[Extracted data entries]

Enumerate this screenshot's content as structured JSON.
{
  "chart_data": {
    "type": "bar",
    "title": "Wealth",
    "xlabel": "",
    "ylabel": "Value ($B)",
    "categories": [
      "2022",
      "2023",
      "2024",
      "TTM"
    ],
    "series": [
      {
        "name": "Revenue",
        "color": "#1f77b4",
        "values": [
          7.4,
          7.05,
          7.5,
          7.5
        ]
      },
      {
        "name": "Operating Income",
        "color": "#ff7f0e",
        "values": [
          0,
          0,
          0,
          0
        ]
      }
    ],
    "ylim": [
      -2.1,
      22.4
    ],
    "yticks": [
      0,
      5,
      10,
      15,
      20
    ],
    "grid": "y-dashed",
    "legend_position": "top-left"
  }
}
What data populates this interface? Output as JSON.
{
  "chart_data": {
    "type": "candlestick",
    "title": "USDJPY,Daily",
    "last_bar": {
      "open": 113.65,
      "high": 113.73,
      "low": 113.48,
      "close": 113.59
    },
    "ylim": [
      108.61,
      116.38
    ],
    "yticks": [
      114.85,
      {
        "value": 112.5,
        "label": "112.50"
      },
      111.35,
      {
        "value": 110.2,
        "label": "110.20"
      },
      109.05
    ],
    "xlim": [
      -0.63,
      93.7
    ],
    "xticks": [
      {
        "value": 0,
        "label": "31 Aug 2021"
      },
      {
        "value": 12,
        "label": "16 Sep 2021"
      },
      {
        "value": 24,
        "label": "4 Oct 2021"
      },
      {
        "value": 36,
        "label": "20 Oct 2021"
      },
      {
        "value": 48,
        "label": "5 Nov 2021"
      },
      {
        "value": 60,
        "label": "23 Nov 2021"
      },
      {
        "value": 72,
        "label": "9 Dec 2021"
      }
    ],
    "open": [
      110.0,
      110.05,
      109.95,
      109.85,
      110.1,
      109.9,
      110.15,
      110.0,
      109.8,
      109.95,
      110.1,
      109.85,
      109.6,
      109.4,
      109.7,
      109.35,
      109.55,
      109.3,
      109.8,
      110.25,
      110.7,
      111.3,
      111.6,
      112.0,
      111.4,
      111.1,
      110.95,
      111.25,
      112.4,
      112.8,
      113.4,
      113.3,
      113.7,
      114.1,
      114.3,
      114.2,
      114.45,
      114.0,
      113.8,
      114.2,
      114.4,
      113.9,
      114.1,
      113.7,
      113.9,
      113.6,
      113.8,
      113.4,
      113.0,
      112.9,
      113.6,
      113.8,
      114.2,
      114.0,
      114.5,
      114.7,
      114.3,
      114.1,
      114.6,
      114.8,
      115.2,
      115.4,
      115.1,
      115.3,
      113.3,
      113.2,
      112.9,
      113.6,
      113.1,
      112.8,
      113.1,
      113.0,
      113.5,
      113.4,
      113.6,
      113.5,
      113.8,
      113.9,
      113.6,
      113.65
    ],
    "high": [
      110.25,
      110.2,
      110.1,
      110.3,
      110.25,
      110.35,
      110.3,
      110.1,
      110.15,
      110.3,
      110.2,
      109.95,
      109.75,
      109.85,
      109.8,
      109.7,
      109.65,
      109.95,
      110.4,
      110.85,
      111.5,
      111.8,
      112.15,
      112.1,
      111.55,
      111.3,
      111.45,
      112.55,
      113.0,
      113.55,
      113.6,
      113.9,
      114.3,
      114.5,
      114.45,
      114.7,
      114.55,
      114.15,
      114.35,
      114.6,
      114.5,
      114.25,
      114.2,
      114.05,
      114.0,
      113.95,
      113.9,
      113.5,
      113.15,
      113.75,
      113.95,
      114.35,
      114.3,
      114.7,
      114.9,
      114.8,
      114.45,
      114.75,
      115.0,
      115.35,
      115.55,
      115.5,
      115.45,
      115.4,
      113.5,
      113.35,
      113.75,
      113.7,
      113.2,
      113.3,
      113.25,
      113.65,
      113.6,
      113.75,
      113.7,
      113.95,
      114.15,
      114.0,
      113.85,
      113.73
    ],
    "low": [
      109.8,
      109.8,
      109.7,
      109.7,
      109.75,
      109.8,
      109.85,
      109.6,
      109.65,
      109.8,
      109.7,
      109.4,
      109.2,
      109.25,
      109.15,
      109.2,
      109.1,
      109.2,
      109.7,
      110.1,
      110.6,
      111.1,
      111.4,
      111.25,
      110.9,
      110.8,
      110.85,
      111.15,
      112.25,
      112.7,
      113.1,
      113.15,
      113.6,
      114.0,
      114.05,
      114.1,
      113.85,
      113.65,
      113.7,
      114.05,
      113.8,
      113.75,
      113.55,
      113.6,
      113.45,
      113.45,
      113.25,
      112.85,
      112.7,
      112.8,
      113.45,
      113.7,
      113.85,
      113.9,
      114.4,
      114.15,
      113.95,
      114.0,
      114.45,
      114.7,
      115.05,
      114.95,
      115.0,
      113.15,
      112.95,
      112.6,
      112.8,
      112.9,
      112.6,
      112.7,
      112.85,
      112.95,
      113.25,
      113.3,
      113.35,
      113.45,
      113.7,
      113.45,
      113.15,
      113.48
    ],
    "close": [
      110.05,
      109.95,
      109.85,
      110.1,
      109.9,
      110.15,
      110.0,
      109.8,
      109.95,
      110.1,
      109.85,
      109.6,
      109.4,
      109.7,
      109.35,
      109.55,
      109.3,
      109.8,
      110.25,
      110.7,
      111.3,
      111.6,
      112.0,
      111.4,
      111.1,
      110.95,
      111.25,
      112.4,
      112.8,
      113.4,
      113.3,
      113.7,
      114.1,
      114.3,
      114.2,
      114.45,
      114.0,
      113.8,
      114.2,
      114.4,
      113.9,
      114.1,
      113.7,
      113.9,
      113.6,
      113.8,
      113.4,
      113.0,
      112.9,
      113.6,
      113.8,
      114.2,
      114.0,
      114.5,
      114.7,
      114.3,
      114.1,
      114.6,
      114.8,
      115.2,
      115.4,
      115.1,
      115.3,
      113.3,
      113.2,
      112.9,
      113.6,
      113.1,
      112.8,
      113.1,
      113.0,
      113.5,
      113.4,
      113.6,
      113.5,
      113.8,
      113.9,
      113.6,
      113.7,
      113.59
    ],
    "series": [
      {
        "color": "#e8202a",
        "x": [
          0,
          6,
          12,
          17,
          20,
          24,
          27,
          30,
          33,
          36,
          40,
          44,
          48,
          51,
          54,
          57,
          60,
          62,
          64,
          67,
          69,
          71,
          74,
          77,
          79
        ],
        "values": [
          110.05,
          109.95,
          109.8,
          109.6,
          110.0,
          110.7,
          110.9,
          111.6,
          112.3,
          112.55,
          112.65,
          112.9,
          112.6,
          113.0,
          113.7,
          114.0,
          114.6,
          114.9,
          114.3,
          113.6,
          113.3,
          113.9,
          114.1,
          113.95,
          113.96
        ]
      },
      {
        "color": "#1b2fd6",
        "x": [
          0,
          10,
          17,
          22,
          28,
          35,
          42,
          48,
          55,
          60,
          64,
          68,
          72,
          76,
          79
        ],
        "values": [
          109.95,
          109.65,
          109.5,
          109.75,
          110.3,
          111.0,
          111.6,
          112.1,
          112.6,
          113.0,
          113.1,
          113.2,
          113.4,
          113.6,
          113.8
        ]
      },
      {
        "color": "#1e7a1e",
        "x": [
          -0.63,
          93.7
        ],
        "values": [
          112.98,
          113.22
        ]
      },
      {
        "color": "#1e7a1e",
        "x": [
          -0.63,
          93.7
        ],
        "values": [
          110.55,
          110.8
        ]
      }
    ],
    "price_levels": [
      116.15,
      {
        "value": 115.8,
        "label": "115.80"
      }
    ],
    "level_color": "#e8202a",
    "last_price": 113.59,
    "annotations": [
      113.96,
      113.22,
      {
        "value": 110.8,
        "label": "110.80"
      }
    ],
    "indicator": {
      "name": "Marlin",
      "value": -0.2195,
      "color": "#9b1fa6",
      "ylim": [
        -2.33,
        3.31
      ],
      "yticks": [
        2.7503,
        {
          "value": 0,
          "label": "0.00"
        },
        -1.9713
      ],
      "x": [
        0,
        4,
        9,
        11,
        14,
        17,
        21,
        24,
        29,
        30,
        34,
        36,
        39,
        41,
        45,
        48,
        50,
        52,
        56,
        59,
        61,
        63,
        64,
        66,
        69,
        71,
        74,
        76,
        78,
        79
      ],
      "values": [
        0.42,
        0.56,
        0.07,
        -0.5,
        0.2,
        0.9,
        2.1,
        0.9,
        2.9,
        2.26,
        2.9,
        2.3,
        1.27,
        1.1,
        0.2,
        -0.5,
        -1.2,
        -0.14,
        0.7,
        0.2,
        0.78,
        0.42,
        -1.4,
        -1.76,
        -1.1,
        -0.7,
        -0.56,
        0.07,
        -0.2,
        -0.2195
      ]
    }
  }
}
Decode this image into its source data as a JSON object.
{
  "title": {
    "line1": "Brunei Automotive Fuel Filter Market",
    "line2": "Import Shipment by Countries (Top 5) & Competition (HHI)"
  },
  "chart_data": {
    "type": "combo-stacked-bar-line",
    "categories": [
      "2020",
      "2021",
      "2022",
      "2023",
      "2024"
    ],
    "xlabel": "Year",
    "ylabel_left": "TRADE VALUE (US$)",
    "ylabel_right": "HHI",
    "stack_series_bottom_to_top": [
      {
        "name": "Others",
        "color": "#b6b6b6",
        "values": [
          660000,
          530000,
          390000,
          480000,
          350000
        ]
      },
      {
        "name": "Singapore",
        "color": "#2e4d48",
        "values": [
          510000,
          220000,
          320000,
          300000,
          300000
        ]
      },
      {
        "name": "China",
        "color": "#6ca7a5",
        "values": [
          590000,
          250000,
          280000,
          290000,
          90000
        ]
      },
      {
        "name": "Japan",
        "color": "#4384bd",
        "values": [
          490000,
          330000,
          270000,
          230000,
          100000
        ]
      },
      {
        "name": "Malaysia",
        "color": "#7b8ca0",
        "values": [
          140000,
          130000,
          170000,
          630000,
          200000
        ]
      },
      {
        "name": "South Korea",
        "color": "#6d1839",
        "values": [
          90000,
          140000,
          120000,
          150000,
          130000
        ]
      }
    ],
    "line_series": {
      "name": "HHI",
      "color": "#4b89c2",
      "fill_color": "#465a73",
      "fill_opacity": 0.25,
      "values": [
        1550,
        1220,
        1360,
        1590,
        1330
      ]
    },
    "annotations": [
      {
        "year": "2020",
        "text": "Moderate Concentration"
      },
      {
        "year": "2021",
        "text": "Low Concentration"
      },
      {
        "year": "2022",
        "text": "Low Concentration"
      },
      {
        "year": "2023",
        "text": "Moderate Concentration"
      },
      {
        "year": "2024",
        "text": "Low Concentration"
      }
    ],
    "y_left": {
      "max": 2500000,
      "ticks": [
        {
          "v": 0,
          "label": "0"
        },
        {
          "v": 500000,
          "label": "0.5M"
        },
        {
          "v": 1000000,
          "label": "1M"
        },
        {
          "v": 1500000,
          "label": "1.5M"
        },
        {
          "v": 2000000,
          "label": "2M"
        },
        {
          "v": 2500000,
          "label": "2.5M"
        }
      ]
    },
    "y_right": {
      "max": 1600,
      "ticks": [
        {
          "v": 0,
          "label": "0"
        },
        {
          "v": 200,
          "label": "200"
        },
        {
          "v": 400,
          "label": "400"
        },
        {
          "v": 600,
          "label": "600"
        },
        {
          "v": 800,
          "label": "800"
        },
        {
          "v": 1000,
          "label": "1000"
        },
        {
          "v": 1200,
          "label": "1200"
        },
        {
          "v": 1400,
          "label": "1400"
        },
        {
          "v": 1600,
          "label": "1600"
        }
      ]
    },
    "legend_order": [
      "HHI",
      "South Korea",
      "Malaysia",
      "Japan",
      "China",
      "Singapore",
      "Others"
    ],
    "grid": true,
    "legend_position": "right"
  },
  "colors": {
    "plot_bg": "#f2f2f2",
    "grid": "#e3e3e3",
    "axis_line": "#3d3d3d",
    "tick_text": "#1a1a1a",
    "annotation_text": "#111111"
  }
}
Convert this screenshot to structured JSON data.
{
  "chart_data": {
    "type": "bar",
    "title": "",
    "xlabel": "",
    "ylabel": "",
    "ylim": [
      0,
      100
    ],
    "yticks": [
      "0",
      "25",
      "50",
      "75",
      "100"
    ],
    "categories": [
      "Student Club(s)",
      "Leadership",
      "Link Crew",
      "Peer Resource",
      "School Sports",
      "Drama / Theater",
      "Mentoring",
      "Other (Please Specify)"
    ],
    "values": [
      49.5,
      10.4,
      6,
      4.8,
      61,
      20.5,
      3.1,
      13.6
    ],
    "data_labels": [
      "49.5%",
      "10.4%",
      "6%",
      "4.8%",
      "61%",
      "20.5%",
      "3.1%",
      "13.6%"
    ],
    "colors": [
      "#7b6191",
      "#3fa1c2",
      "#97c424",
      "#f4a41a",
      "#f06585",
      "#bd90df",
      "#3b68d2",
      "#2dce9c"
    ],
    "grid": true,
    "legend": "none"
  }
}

■ **WORK TO DO**:
Set down, exactly and in full, the lines from the one containing "Convert this screenshot" through the end of the entries; no other line belongs.

■ **SOLUTION BELOW**:
Convert this screenshot to structured JSON data.
{
  "chart_data": {
    "type": "bar",
    "title": "",
    "xlabel": "",
    "ylabel": "",
    "ylim": [
      0,
      100
    ],
    "yticks": [
      "0",
      "25",
      "50",
      "75",
      "100"
    ],
    "categories": [
      "Student Club(s)",
      "Leadership",
      "Link Crew",
      "Peer Resource",
      "School Sports",
      "Drama / Theater",
      "Mentoring",
      "Other (Please Specify)"
    ],
    "values": [
      49.5,
      10.4,
      6,
      4.8,
      61,
      20.5,
      3.1,
      13.6
    ],
    "data_labels": [
      "49.5%",
      "10.4%",
      "6%",
      "4.8%",
      "61%",
      "20.5%",
      "3.1%",
      "13.6%"
    ],
    "colors": [
      "#7b6191",
      "#3fa1c2",
      "#97c424",
      "#f4a41a",
      "#f06585",
      "#bd90df",
      "#3b68d2",
      "#2dce9c"
    ],
    "grid": true,
    "legend": "none"
  }
}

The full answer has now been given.